Every entry below should be printed exactly, without its images.

[BEGIN]

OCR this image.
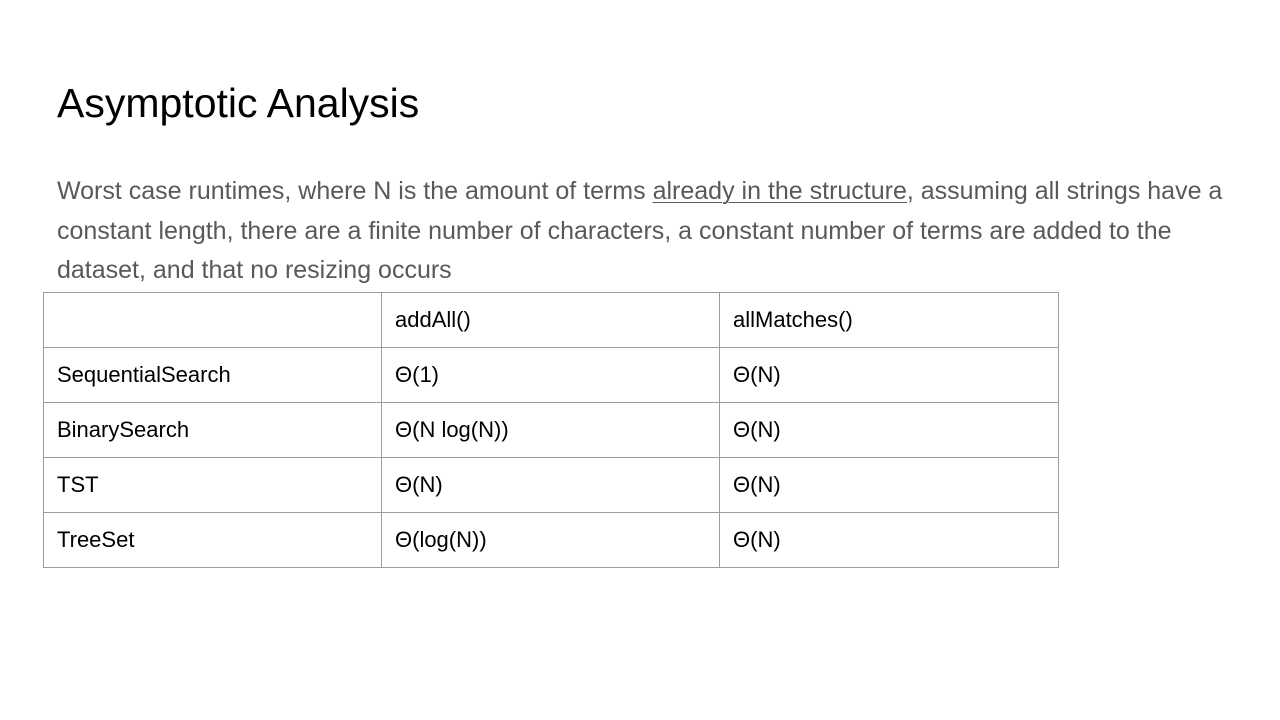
Asymptotic Analysis

Worst case runtimes, where N is the amount of terms already in the structure, assuming all strings have a constant length, there are a finite number of characters, a constant number of terms are added to the dataset, and that no resizing occurs

	addAll()	allMatches()
SequentialSearch	Θ(1)	Θ(N)
BinarySearch	Θ(N log(N))	Θ(N)
TST	Θ(N)	Θ(N)
TreeSet	Θ(log(N))	Θ(N)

[END]

• The solution:
OCR this image.
Asymptotic Analysis

Worst case runtimes, where N is the amount of terms already in the structure, assuming all strings have a constant length, there are a finite number of characters, a constant number of terms are added to the dataset, and that no resizing occurs

	addAll()	allMatches()
SequentialSearch	Θ(1)	Θ(N)
BinarySearch	Θ(N log(N))	Θ(N)
TST	Θ(N)	Θ(N)
TreeSet	Θ(log(N))	Θ(N)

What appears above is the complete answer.